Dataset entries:
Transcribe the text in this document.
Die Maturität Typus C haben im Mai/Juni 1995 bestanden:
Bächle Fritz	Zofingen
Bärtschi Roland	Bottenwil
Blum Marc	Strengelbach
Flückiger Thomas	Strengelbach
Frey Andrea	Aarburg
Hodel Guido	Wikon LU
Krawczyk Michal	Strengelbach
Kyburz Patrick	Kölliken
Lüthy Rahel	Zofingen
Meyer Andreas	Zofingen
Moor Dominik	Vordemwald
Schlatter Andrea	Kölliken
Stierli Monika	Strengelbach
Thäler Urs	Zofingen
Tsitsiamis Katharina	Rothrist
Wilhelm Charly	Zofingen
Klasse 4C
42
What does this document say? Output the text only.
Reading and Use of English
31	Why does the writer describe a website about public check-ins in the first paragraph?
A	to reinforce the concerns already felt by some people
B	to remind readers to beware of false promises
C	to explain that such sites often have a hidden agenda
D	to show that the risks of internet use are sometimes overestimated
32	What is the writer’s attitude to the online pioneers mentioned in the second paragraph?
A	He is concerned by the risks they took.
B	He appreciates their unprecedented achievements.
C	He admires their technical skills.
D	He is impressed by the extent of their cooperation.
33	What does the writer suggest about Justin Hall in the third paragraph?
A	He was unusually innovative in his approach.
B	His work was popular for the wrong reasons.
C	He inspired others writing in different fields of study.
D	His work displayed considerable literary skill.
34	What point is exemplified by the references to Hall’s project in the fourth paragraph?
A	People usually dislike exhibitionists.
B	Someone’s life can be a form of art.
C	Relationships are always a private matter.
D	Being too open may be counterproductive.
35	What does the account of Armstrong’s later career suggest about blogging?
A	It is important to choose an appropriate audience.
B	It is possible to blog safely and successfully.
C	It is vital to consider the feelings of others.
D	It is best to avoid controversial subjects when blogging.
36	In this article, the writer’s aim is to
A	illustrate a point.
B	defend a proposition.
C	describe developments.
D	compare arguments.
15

**WRITTEN PROBLEM:** Set down the material above again, word for word.

**CORRECT RESPONSE:**
Transcribe the text in this document.
Die Maturität Typus C haben im Mai/Juni 1995 bestanden:
Bächle Fritz	Zofingen
Bärtschi Roland	Bottenwil
Blum Marc	Strengelbach
Flückiger Thomas	Strengelbach
Frey Andrea	Aarburg
Hodel Guido	Wikon LU
Krawczyk Michal	Strengelbach
Kyburz Patrick	Kölliken
Lüthy Rahel	Zofingen
Meyer Andreas	Zofingen
Moor Dominik	Vordemwald
Schlatter Andrea	Kölliken
Stierli Monika	Strengelbach
Thäler Urs	Zofingen
Tsitsiamis Katharina	Rothrist
Wilhelm Charly	Zofingen
Klasse 4C
42
What does this document say? Output the text only.
Reading and Use of English
31	Why does the writer describe a website about public check-ins in the first paragraph?
A	to reinforce the concerns already felt by some people
B	to remind readers to beware of false promises
C	to explain that such sites often have a hidden agenda
D	to show that the risks of internet use are sometimes overestimated
32	What is the writer’s attitude to the online pioneers mentioned in the second paragraph?
A	He is concerned by the risks they took.
B	He appreciates their unprecedented achievements.
C	He admires their technical skills.
D	He is impressed by the extent of their cooperation.
33	What does the writer suggest about Justin Hall in the third paragraph?
A	He was unusually innovative in his approach.
B	His work was popular for the wrong reasons.
C	He inspired others writing in different fields of study.
D	His work displayed considerable literary skill.
34	What point is exemplified by the references to Hall’s project in the fourth paragraph?
A	People usually dislike exhibitionists.
B	Someone’s life can be a form of art.
C	Relationships are always a private matter.
D	Being too open may be counterproductive.
35	What does the account of Armstrong’s later career suggest about blogging?
A	It is important to choose an appropriate audience.
B	It is possible to blog safely and successfully.
C	It is vital to consider the feelings of others.
D	It is best to avoid controversial subjects when blogging.
36	In this article, the writer’s aim is to
A	illustrate a point.
B	defend a proposition.
C	describe developments.
D	compare arguments.
15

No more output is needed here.